[Exercise instructions]
Sift the material for lines containing "subtitle", and return them.
────────────────────
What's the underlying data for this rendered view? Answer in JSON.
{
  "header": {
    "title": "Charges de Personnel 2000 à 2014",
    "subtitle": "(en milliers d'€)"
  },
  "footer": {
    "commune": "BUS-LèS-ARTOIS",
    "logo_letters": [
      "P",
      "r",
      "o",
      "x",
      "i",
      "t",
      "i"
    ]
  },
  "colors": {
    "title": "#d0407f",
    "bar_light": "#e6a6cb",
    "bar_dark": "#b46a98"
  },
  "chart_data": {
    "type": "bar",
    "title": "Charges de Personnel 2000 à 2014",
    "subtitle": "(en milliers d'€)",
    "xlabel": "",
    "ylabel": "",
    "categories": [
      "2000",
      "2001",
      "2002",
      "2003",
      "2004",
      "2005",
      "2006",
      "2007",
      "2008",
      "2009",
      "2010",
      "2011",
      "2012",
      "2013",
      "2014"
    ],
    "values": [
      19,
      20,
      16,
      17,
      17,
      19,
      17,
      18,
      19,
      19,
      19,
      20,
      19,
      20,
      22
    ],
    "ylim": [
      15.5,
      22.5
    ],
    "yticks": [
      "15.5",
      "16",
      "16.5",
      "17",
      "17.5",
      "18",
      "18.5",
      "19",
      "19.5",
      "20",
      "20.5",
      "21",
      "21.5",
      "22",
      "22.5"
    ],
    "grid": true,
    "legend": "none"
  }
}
────────────────────
[Answer for the task]
    "subtitle": "(en milliers d'€)"
    "subtitle": "(en milliers d'€)",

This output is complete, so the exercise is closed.